§ **Exercise instructions**: List every line in this data where the string "step" occurs.

******************************

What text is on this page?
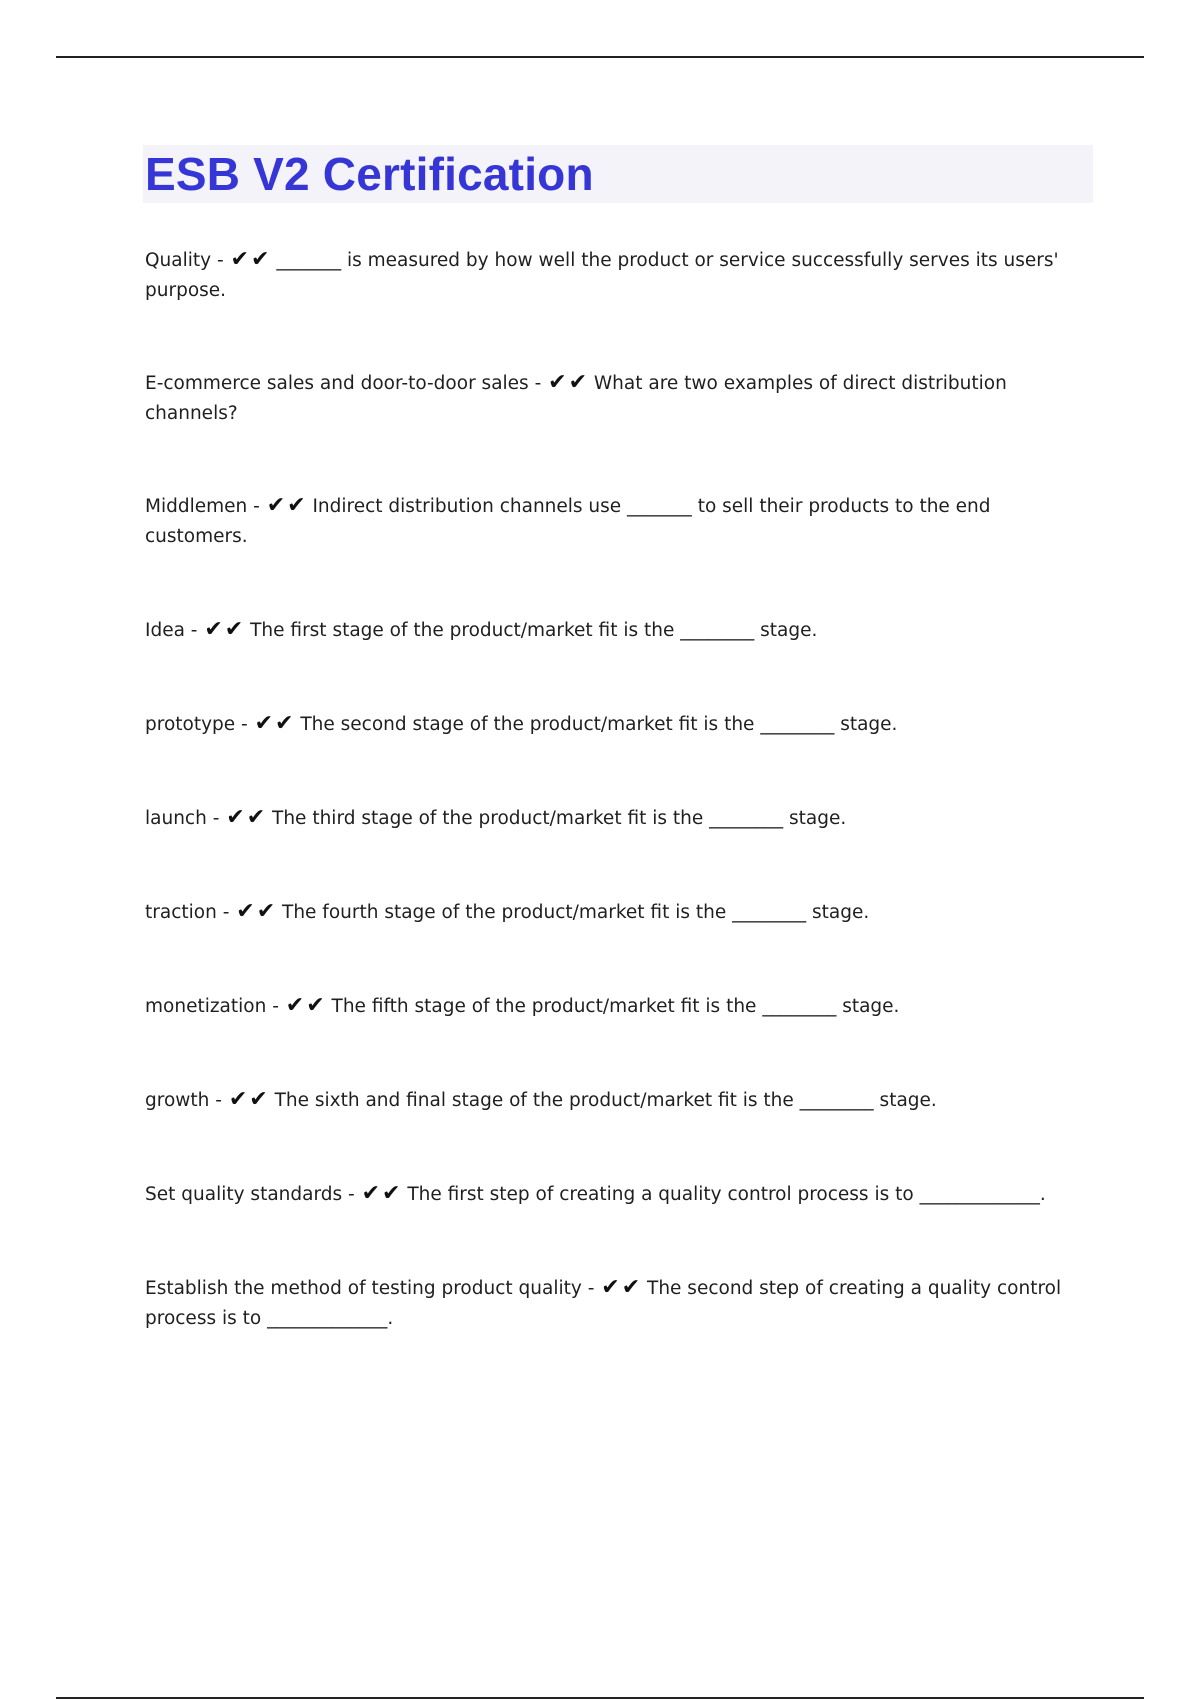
ESB V2 Certification
Quality - ✔✔ _______ is measured by how well the product or service successfully serves its users' purpose.
E-commerce sales and door-to-door sales - ✔✔ What are two examples of direct distribution channels?
Middlemen - ✔✔ Indirect distribution channels use _______ to sell their products to the end customers.
Idea - ✔✔ The first stage of the product/market fit is the ________ stage.
prototype - ✔✔ The second stage of the product/market fit is the ________ stage.
launch - ✔✔ The third stage of the product/market fit is the ________ stage.
traction - ✔✔ The fourth stage of the product/market fit is the ________ stage.
monetization - ✔✔ The fifth stage of the product/market fit is the ________ stage.
growth - ✔✔ The sixth and final stage of the product/market fit is the ________ stage.
Set quality standards - ✔✔ The first step of creating a quality control process is to _____________.
Establish the method of testing product quality - ✔✔ The second step of creating a quality control process is to _____________.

******************************

§ **Problem solution**:
Set quality standards - ✔✔ The first step of creating a quality control process is to _____________.
Establish the method of testing product quality - ✔✔ The second step of creating a quality control process is to _____________.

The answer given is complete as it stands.